- [TASK] In the listing below, locate the lines bearing the word "Rate". Copy every one of them.

- [GIVEN DATA]

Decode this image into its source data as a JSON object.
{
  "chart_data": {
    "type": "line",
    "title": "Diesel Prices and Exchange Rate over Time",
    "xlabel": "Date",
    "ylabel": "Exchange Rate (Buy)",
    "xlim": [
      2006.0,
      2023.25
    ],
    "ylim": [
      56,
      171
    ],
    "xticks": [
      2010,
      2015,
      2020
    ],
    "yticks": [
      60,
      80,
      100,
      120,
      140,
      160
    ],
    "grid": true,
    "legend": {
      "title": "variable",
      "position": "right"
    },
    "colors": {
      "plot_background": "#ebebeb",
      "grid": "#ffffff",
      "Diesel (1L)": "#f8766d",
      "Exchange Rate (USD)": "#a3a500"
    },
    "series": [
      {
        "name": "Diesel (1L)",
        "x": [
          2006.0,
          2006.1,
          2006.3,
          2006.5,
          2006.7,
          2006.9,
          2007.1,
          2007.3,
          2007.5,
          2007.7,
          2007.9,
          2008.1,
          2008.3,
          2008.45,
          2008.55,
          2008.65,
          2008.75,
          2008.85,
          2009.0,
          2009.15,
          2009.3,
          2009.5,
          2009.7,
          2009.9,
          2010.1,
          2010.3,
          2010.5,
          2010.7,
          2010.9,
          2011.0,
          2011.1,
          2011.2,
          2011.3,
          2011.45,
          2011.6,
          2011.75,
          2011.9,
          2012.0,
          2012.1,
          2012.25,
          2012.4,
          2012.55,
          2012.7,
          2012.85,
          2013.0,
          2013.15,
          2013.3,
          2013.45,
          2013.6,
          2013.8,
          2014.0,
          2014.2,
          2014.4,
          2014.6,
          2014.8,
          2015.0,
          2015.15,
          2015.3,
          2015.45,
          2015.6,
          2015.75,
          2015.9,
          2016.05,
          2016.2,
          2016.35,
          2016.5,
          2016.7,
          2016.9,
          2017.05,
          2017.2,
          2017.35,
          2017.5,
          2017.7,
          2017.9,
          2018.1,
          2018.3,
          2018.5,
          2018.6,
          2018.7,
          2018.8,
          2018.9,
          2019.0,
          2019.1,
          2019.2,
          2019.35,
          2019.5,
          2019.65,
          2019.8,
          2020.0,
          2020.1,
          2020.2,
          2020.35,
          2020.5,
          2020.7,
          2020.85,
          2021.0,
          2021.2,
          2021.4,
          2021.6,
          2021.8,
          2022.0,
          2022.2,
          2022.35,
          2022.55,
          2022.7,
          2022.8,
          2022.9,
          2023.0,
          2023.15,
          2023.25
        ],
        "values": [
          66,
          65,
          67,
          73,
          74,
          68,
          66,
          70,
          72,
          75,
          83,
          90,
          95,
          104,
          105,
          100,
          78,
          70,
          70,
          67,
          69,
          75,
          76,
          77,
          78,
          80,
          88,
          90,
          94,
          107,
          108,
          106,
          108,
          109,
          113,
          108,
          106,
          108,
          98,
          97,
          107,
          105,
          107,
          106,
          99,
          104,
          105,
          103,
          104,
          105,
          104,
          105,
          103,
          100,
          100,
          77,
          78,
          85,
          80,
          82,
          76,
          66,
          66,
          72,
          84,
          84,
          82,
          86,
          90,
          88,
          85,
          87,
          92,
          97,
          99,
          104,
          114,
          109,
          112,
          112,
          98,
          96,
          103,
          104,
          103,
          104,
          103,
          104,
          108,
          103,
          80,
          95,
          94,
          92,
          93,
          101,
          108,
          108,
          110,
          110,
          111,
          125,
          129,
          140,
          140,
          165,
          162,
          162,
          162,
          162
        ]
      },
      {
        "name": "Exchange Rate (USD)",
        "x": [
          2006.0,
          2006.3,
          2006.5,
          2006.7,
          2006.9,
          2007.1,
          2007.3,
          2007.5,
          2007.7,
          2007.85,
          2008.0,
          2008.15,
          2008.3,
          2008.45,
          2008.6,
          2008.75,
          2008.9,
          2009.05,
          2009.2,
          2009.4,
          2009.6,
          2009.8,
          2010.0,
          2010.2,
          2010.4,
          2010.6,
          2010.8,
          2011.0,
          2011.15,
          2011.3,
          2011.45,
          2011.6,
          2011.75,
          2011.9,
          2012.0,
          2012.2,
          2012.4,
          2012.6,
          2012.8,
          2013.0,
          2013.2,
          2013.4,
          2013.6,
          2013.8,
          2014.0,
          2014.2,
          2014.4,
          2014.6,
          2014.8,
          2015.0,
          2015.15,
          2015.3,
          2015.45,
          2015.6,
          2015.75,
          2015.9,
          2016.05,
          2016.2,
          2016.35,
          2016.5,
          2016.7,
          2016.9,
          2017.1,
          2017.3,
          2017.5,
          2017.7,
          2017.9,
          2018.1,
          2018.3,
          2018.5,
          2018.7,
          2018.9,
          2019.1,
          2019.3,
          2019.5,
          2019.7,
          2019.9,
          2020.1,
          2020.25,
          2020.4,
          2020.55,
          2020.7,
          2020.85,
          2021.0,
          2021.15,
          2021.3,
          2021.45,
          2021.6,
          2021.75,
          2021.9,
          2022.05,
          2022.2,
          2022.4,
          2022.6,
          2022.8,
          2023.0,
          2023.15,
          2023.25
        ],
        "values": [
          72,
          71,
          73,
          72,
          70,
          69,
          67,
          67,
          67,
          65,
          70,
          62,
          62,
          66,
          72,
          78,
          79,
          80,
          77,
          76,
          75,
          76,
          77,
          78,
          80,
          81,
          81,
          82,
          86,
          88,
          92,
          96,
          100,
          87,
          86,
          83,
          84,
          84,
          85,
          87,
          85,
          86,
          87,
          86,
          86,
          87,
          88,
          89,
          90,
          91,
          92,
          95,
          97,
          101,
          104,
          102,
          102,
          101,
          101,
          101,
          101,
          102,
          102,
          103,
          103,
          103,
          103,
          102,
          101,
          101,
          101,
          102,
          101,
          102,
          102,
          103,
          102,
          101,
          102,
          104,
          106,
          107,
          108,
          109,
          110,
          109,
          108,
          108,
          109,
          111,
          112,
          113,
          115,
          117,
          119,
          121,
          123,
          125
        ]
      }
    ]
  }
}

- [THE OUTPUT]
    "title": "Diesel Prices and Exchange Rate over Time",
    "ylabel": "Exchange Rate (Buy)",
      "Exchange Rate (USD)": "#a3a500"
        "name": "Exchange Rate (USD)",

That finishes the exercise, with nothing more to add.